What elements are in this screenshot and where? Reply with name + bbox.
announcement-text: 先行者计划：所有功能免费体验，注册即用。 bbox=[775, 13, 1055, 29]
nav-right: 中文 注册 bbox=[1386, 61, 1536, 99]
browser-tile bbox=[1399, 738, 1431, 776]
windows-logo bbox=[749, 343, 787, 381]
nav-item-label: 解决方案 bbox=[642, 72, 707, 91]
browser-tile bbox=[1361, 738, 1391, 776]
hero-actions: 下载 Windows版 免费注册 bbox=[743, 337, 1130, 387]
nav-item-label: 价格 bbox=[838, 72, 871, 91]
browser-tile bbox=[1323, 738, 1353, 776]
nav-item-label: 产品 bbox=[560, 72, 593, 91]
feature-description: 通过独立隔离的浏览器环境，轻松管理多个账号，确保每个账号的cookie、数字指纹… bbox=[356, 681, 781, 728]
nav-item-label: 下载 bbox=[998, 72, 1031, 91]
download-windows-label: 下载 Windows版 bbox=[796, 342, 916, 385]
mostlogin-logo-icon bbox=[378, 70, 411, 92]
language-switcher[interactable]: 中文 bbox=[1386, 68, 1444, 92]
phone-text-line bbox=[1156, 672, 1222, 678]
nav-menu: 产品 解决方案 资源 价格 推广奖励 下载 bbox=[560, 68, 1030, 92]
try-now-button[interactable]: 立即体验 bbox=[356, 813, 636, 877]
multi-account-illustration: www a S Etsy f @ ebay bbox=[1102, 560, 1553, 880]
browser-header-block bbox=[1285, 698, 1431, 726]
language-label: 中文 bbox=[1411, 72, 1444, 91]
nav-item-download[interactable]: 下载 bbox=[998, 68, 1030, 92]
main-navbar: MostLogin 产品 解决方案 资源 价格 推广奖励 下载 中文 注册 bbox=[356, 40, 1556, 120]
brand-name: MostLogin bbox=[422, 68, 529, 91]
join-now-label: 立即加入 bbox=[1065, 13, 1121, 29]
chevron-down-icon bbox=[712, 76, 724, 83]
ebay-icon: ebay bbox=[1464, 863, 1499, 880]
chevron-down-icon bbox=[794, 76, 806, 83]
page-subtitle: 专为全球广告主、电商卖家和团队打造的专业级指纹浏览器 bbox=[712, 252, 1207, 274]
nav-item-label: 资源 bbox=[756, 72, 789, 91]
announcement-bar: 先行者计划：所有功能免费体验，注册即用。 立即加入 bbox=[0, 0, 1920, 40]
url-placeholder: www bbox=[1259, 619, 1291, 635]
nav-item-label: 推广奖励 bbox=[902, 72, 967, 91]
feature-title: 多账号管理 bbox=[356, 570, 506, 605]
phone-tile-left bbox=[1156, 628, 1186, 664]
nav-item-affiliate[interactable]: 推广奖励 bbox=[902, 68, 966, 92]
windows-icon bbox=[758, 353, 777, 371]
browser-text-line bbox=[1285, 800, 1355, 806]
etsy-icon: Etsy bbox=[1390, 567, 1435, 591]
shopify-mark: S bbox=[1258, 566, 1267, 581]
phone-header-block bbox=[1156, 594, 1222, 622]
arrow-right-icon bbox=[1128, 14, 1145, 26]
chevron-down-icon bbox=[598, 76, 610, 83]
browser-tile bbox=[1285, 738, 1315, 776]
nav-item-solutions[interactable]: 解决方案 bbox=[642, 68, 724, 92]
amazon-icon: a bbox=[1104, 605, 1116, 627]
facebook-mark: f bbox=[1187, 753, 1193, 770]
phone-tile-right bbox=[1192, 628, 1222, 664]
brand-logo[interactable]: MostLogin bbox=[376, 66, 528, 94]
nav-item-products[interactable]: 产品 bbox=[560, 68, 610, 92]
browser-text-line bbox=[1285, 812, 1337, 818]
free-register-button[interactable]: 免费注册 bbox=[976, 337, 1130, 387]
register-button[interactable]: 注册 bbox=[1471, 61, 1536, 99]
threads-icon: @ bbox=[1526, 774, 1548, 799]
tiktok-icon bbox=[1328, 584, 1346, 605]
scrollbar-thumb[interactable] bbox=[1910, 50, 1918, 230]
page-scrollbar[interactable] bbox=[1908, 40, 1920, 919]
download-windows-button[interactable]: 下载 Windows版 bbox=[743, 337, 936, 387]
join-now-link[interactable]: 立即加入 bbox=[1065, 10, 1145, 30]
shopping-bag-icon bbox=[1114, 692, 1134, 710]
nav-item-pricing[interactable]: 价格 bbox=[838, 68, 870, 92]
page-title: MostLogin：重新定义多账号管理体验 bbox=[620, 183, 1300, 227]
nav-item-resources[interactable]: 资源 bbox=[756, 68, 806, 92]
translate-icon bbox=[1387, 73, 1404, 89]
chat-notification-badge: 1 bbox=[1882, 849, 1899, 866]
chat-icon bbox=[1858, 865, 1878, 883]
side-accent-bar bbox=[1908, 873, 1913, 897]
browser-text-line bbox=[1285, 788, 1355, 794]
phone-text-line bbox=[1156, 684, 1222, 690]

**Do this:** Copy out, word for word, the stretch from the very start of the material through the line containing "brand-name: MostLogin bbox=[422, 68, 529, 91]", both ends included.

**The reply:**
What elements are in this screenshot and where? Reply with name + bbox.
announcement-text: 先行者计划：所有功能免费体验，注册即用。 bbox=[775, 13, 1055, 29]
nav-right: 中文 注册 bbox=[1386, 61, 1536, 99]
browser-tile bbox=[1399, 738, 1431, 776]
windows-logo bbox=[749, 343, 787, 381]
nav-item-label: 解决方案 bbox=[642, 72, 707, 91]
browser-tile bbox=[1361, 738, 1391, 776]
hero-actions: 下载 Windows版 免费注册 bbox=[743, 337, 1130, 387]
nav-item-label: 价格 bbox=[838, 72, 871, 91]
browser-tile bbox=[1323, 738, 1353, 776]
nav-item-label: 产品 bbox=[560, 72, 593, 91]
feature-description: 通过独立隔离的浏览器环境，轻松管理多个账号，确保每个账号的cookie、数字指纹… bbox=[356, 681, 781, 728]
nav-item-label: 下载 bbox=[998, 72, 1031, 91]
download-windows-label: 下载 Windows版 bbox=[796, 342, 916, 385]
mostlogin-logo-icon bbox=[378, 70, 411, 92]
language-switcher[interactable]: 中文 bbox=[1386, 68, 1444, 92]
phone-text-line bbox=[1156, 672, 1222, 678]
nav-menu: 产品 解决方案 资源 价格 推广奖励 下载 bbox=[560, 68, 1030, 92]
try-now-button[interactable]: 立即体验 bbox=[356, 813, 636, 877]
multi-account-illustration: www a S Etsy f @ ebay bbox=[1102, 560, 1553, 880]
browser-header-block bbox=[1285, 698, 1431, 726]
language-label: 中文 bbox=[1411, 72, 1444, 91]
nav-item-download[interactable]: 下载 bbox=[998, 68, 1030, 92]
main-navbar: MostLogin 产品 解决方案 资源 价格 推广奖励 下载 中文 注册 bbox=[356, 40, 1556, 120]
brand-name: MostLogin bbox=[422, 68, 529, 91]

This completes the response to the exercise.